__What is asked__
All of the records below should be output exactly.

__Stored data__
__________

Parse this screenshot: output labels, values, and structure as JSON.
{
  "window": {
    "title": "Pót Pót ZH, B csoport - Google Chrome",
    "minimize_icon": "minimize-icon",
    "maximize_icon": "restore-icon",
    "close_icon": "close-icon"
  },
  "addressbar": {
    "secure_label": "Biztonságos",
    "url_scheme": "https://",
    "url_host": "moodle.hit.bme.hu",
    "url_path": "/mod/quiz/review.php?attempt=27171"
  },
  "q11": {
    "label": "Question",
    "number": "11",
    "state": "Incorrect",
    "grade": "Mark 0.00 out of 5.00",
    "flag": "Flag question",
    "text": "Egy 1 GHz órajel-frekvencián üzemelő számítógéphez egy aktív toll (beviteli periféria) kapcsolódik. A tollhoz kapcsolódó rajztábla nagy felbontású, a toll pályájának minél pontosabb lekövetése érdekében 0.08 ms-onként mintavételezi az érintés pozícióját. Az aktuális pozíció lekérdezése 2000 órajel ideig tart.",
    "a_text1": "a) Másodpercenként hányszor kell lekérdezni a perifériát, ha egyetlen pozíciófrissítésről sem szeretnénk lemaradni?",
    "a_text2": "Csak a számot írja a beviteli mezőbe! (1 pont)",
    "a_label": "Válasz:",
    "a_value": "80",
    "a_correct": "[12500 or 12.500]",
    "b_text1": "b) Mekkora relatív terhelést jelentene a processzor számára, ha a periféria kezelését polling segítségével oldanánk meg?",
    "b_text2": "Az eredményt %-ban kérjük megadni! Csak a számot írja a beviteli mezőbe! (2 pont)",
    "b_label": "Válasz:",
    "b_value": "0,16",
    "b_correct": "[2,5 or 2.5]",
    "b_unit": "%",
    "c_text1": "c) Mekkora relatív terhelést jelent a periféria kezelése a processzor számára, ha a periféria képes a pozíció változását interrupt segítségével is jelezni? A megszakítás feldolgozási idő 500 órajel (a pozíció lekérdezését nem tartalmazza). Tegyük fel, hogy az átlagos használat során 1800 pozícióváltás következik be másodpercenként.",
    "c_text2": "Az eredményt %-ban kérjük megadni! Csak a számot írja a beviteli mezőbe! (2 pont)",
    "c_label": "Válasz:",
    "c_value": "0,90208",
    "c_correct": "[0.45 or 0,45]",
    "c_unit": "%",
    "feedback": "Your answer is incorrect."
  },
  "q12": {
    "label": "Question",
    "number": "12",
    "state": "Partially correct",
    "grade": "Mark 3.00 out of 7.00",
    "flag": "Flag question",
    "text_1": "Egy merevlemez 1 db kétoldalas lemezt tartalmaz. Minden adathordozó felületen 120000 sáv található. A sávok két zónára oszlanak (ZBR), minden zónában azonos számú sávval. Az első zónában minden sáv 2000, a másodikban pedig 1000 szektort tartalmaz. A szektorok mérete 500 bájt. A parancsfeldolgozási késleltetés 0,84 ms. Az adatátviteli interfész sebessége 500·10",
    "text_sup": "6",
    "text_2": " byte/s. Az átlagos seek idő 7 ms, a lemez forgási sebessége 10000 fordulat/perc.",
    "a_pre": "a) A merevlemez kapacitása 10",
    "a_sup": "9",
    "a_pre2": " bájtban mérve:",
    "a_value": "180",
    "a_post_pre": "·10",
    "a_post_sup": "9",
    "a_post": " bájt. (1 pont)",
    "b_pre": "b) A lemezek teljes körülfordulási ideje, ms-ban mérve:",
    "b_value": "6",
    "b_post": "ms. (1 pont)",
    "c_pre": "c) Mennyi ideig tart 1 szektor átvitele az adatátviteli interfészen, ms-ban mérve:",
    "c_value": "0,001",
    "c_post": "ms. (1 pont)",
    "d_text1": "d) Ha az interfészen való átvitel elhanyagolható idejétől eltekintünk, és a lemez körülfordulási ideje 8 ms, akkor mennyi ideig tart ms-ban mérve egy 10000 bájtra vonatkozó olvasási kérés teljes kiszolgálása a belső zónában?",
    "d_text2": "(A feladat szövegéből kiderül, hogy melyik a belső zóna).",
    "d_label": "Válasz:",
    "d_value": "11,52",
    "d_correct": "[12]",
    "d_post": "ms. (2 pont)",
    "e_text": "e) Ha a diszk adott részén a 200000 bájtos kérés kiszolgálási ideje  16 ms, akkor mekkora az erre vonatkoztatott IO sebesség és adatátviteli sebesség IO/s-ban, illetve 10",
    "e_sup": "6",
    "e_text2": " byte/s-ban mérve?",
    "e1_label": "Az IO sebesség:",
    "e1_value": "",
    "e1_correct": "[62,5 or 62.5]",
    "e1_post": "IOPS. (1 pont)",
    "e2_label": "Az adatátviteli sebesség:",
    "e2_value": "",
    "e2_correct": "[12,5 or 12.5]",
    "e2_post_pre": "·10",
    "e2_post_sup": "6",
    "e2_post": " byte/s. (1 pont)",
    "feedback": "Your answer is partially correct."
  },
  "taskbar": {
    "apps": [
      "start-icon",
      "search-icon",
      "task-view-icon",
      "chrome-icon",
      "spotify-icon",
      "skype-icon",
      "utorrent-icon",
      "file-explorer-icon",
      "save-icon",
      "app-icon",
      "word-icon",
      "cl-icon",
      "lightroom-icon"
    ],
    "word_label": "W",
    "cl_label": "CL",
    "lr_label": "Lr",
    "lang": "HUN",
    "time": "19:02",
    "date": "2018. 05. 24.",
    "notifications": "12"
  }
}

__________

__Solution for this exercise__
Parse this screenshot: output labels, values, and structure as JSON.
{
  "window": {
    "title": "Pót Pót ZH, B csoport - Google Chrome",
    "minimize_icon": "minimize-icon",
    "maximize_icon": "restore-icon",
    "close_icon": "close-icon"
  },
  "addressbar": {
    "secure_label": "Biztonságos",
    "url_scheme": "https://",
    "url_host": "moodle.hit.bme.hu",
    "url_path": "/mod/quiz/review.php?attempt=27171"
  },
  "q11": {
    "label": "Question",
    "number": "11",
    "state": "Incorrect",
    "grade": "Mark 0.00 out of 5.00",
    "flag": "Flag question",
    "text": "Egy 1 GHz órajel-frekvencián üzemelő számítógéphez egy aktív toll (beviteli periféria) kapcsolódik. A tollhoz kapcsolódó rajztábla nagy felbontású, a toll pályájának minél pontosabb lekövetése érdekében 0.08 ms-onként mintavételezi az érintés pozícióját. Az aktuális pozíció lekérdezése 2000 órajel ideig tart.",
    "a_text1": "a) Másodpercenként hányszor kell lekérdezni a perifériát, ha egyetlen pozíciófrissítésről sem szeretnénk lemaradni?",
    "a_text2": "Csak a számot írja a beviteli mezőbe! (1 pont)",
    "a_label": "Válasz:",
    "a_value": "80",
    "a_correct": "[12500 or 12.500]",
    "b_text1": "b) Mekkora relatív terhelést jelentene a processzor számára, ha a periféria kezelését polling segítségével oldanánk meg?",
    "b_text2": "Az eredményt %-ban kérjük megadni! Csak a számot írja a beviteli mezőbe! (2 pont)",
    "b_label": "Válasz:",
    "b_value": "0,16",
    "b_correct": "[2,5 or 2.5]",
    "b_unit": "%",
    "c_text1": "c) Mekkora relatív terhelést jelent a periféria kezelése a processzor számára, ha a periféria képes a pozíció változását interrupt segítségével is jelezni? A megszakítás feldolgozási idő 500 órajel (a pozíció lekérdezését nem tartalmazza). Tegyük fel, hogy az átlagos használat során 1800 pozícióváltás következik be másodpercenként.",
    "c_text2": "Az eredményt %-ban kérjük megadni! Csak a számot írja a beviteli mezőbe! (2 pont)",
    "c_label": "Válasz:",
    "c_value": "0,90208",
    "c_correct": "[0.45 or 0,45]",
    "c_unit": "%",
    "feedback": "Your answer is incorrect."
  },
  "q12": {
    "label": "Question",
    "number": "12",
    "state": "Partially correct",
    "grade": "Mark 3.00 out of 7.00",
    "flag": "Flag question",
    "text_1": "Egy merevlemez 1 db kétoldalas lemezt tartalmaz. Minden adathordozó felületen 120000 sáv található. A sávok két zónára oszlanak (ZBR), minden zónában azonos számú sávval. Az első zónában minden sáv 2000, a másodikban pedig 1000 szektort tartalmaz. A szektorok mérete 500 bájt. A parancsfeldolgozási késleltetés 0,84 ms. Az adatátviteli interfész sebessége 500·10",
    "text_sup": "6",
    "text_2": " byte/s. Az átlagos seek idő 7 ms, a lemez forgási sebessége 10000 fordulat/perc.",
    "a_pre": "a) A merevlemez kapacitása 10",
    "a_sup": "9",
    "a_pre2": " bájtban mérve:",
    "a_value": "180",
    "a_post_pre": "·10",
    "a_post_sup": "9",
    "a_post": " bájt. (1 pont)",
    "b_pre": "b) A lemezek teljes körülfordulási ideje, ms-ban mérve:",
    "b_value": "6",
    "b_post": "ms. (1 pont)",
    "c_pre": "c) Mennyi ideig tart 1 szektor átvitele az adatátviteli interfészen, ms-ban mérve:",
    "c_value": "0,001",
    "c_post": "ms. (1 pont)",
    "d_text1": "d) Ha az interfészen való átvitel elhanyagolható idejétől eltekintünk, és a lemez körülfordulási ideje 8 ms, akkor mennyi ideig tart ms-ban mérve egy 10000 bájtra vonatkozó olvasási kérés teljes kiszolgálása a belső zónában?",
    "d_text2": "(A feladat szövegéből kiderül, hogy melyik a belső zóna).",
    "d_label": "Válasz:",
    "d_value": "11,52",
    "d_correct": "[12]",
    "d_post": "ms. (2 pont)",
    "e_text": "e) Ha a diszk adott részén a 200000 bájtos kérés kiszolgálási ideje  16 ms, akkor mekkora az erre vonatkoztatott IO sebesség és adatátviteli sebesség IO/s-ban, illetve 10",
    "e_sup": "6",
    "e_text2": " byte/s-ban mérve?",
    "e1_label": "Az IO sebesség:",
    "e1_value": "",
    "e1_correct": "[62,5 or 62.5]",
    "e1_post": "IOPS. (1 pont)",
    "e2_label": "Az adatátviteli sebesség:",
    "e2_value": "",
    "e2_correct": "[12,5 or 12.5]",
    "e2_post_pre": "·10",
    "e2_post_sup": "6",
    "e2_post": " byte/s. (1 pont)",
    "feedback": "Your answer is partially correct."
  },
  "taskbar": {
    "apps": [
      "start-icon",
      "search-icon",
      "task-view-icon",
      "chrome-icon",
      "spotify-icon",
      "skype-icon",
      "utorrent-icon",
      "file-explorer-icon",
      "save-icon",
      "app-icon",
      "word-icon",
      "cl-icon",
      "lightroom-icon"
    ],
    "word_label": "W",
    "cl_label": "CL",
    "lr_label": "Lr",
    "lang": "HUN",
    "time": "19:02",
    "date": "2018. 05. 24.",
    "notifications": "12"
  }
}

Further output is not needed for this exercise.